→ **WHAT THIS TASK INVOLVES**
Extract all lines that hold "label" from the records below.

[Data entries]
========

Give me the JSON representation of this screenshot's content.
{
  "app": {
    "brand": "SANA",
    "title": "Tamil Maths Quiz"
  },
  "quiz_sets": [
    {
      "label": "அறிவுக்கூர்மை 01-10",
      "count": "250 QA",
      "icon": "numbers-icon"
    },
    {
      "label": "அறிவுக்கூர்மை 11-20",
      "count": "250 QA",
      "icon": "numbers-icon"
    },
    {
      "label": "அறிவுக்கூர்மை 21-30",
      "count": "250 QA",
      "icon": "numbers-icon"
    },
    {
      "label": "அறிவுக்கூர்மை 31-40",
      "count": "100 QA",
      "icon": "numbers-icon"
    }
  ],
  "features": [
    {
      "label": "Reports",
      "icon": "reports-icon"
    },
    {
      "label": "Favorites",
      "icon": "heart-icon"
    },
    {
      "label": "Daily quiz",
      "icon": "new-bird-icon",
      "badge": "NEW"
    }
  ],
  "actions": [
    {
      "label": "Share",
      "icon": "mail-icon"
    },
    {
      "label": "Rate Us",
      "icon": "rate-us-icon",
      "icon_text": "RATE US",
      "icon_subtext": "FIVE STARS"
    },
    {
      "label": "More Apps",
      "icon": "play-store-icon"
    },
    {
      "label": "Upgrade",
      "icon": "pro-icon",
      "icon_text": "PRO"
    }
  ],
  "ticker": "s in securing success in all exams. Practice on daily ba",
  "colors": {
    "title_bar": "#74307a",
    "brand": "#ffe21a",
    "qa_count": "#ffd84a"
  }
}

========

→ **TASK OUTPUT**
      "label": "அறிவுக்கூர்மை 01-10",
      "label": "அறிவுக்கூர்மை 11-20",
      "label": "அறிவுக்கூர்மை 21-30",
      "label": "அறிவுக்கூர்மை 31-40",
      "label": "Reports",
      "label": "Favorites",
      "label": "Daily quiz",
      "label": "Share",
      "label": "Rate Us",
      "label": "More Apps",
      "label": "Upgrade",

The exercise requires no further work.